- [文本节选]:
+-------+
柯萨奇病毒A组2型VP1和VP3蛋白原核表达及多克隆抗体的制备

目的制备柯萨奇病毒A组2型(Coxsackievirus A2,CV-A2)兔抗病毒蛋白质1(viral protein 1,VP1)和病毒蛋白质3(viral protein 3,VP3)多克隆抗体,为CV-A2相关研究制备定性、定量试剂。方法用逆转录PCR(reverse transcription-PCR,RT-PCR)分别扩增CV-A2 VP1、VP3基因片段(612、420个碱基),并将其克隆至原核表达载体pGEX-6P-1,获得pGEX-6P-1-VP1-ΔN43、pGEX-6P-1-VP3-ΔN8。将其转化大肠杆菌BL21,经异丙基硫代半乳糖苷(Isopropylβ-D-1-thiogalactopyranoside,IPTG)诱导表达N端带有谷胱甘肽S移换酶(glutathione S-transferase,GST)标签的重组蛋白,并对其进行纯化。将纯化的GST-CV-A2-VP1-ΔN43、GST-CV-A2-VP3-ΔN8融合蛋白经背部皮下免疫日本大耳白兔,制备多克隆抗血清,并通过ELISA、Western blot和间接免疫荧光法(indirect immunofluorescent assay,IFA)进行鉴定。结果重组表达载体构建成功,目的蛋白是以不可溶的包涵体存在。ELISA结果显示,CV-A2-VP1-ΔN43所制备的免疫血清最大稀释倍数为106时,免疫血清的A450 nm值为免疫前血清的2.0倍;CV-A2-VP3-ΔN8制备的免疫血清最大稀释倍数为107时,免疫血清的A450值为免疫前血清的6.0倍。Western blot结果显示,所制备的多克隆抗体可特异性识别CV-A2-VP1、VP3。IFA结果显示,抗GST-VP1-ΔN43、GST-VP3-ΔN8多克隆抗体可特异性识别CV-A2 VP1、VP3蛋白。结论成功制备了特异性识别原核表达的CV-A2重组蛋白及天然CV-A2病毒颗粒中的VP1、VP3蛋白的多克隆抗体。该抗体的成功制备为结构蛋白VP1、VP3的功能研究及病毒定性定量分析奠定了基础。
+-------+
- [所附记录]:
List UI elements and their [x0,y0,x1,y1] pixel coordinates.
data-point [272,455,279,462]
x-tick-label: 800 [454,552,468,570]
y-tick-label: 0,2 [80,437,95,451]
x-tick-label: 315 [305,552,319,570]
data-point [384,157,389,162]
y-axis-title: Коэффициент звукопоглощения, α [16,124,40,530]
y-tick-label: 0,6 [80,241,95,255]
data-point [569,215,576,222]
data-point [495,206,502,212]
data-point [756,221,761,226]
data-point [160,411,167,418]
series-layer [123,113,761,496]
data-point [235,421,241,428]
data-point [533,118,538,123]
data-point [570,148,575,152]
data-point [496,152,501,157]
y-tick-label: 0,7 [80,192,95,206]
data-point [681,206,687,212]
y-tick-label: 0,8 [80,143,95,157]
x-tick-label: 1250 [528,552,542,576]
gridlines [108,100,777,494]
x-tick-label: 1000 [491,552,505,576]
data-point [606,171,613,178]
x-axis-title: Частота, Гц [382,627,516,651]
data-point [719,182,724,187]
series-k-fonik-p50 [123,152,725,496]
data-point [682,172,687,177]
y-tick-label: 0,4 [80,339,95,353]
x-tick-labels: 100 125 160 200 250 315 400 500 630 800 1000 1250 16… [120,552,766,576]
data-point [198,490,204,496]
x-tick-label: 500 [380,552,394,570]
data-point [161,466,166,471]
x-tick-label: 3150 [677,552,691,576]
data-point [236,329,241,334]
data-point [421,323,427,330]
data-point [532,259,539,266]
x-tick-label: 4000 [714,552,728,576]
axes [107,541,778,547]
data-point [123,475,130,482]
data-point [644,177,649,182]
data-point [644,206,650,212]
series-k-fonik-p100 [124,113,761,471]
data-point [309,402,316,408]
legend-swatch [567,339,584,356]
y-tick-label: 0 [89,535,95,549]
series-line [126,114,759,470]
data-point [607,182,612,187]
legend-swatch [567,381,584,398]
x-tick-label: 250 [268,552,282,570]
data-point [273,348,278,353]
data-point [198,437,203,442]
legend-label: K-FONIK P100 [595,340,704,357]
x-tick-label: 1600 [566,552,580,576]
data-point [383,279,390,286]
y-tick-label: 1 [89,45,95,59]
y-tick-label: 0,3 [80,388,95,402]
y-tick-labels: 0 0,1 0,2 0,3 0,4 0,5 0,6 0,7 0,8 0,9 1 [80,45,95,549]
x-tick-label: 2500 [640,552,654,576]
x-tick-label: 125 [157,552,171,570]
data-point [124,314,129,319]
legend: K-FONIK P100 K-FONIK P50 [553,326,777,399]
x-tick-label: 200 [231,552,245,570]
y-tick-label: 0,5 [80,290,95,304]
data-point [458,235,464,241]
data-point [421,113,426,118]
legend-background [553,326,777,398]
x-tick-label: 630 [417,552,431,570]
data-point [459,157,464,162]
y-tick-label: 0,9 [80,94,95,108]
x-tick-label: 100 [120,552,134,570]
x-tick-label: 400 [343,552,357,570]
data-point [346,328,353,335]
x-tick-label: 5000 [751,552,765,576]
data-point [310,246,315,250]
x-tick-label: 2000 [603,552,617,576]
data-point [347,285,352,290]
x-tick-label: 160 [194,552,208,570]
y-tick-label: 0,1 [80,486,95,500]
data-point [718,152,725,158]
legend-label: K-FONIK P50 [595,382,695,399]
+-------+
- [练习任务]:
a) 判断以下三项陈述是否与节选相符，逐项答“是”或“否”，并原文引用起决定作用的词句：(i) 目的蛋白以可溶形式表达；(ii) 免疫所用的动物是日本大耳白兔；(iii) VP1、VP3基因片段被克隆至原核表达载体pGEX-6P-1。
b) 据节选，用逆转录PCR扩增的VP1和VP3基因片段各有多少个碱基？
请只根据节选作答，不参考记录。

- [练习答案]:
a)
(i) 否，“目的蛋白是以不可溶的包涵体存在”。
(ii) 是，“经背部皮下免疫日本大耳白兔”。
(iii) 是，“并将其克隆至原核表达载体pGEX-6P-1”。

b) VP1为612个碱基，VP3为420个碱基。